-- Begin Recorded data --

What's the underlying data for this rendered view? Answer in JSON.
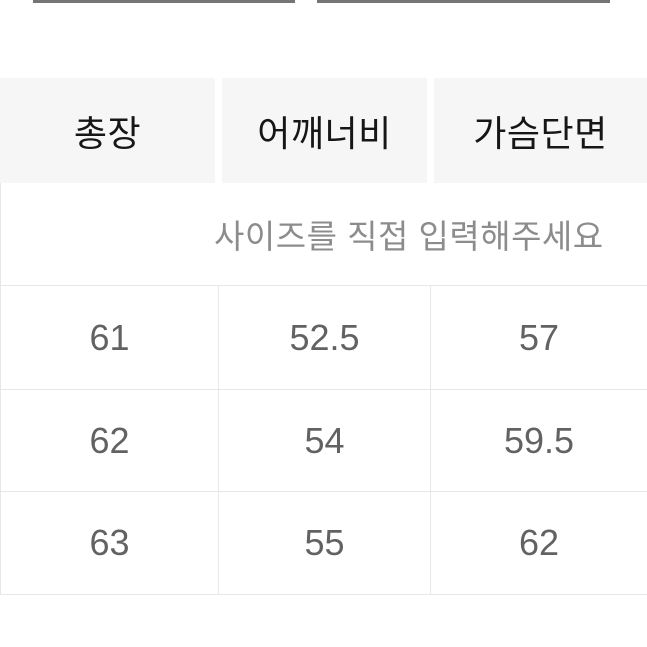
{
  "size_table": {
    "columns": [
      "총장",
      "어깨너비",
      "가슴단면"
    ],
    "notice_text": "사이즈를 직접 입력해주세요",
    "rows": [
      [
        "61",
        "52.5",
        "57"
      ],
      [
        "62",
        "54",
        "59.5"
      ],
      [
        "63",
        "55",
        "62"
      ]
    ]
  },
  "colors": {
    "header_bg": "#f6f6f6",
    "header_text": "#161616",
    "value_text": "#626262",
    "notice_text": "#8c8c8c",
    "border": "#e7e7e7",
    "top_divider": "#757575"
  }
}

-- End Recorded data --

■ Task prompt
Leave out the pictures and give the rest of the records again exactly.

■ Reply
What's the underlying data for this rendered view? Answer in JSON.
{
  "size_table": {
    "columns": [
      "총장",
      "어깨너비",
      "가슴단면"
    ],
    "notice_text": "사이즈를 직접 입력해주세요",
    "rows": [
      [
        "61",
        "52.5",
        "57"
      ],
      [
        "62",
        "54",
        "59.5"
      ],
      [
        "63",
        "55",
        "62"
      ]
    ]
  },
  "colors": {
    "header_bg": "#f6f6f6",
    "header_text": "#161616",
    "value_text": "#626262",
    "notice_text": "#8c8c8c",
    "border": "#e7e7e7",
    "top_divider": "#757575"
  }
}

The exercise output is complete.